■ **EXERCISE INPUTS**:

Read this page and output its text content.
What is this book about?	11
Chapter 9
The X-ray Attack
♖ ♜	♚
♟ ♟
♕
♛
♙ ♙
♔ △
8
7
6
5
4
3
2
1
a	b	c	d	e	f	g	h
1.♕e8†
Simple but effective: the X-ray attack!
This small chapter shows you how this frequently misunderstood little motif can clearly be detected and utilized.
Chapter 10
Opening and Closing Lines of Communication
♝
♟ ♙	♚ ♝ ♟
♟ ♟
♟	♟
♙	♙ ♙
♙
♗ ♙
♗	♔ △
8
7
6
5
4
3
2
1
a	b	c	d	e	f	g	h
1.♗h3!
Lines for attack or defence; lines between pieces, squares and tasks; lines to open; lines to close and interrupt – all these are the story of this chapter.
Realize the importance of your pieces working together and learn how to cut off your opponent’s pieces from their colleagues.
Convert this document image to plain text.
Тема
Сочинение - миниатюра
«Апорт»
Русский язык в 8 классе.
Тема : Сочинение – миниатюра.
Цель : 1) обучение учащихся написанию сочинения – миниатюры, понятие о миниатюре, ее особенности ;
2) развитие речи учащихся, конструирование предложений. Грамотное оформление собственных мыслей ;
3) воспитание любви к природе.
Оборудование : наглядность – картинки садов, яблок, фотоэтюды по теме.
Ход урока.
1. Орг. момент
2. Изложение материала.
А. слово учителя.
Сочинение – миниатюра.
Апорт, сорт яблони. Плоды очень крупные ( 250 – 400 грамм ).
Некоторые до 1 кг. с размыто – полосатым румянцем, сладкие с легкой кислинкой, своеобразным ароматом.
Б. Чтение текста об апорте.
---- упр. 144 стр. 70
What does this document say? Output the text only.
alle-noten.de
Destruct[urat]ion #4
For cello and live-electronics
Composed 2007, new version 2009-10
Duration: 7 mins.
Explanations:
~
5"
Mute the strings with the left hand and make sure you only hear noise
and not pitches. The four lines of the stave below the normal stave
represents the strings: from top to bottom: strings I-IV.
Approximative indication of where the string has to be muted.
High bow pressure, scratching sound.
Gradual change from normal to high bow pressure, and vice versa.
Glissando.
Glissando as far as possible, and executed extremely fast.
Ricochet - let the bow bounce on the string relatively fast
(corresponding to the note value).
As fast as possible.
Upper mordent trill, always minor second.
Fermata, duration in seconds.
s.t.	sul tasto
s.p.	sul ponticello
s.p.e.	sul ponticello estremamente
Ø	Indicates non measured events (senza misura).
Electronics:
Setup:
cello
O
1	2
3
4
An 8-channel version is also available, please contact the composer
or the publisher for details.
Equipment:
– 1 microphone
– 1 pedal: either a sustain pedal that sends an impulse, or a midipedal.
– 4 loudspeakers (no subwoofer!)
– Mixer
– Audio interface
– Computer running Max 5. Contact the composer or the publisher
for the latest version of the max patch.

■ **SHORT TASK**: Return solely the number of lines in the data that include the word "text".

■ **PROBLEM SOLUTION**: 3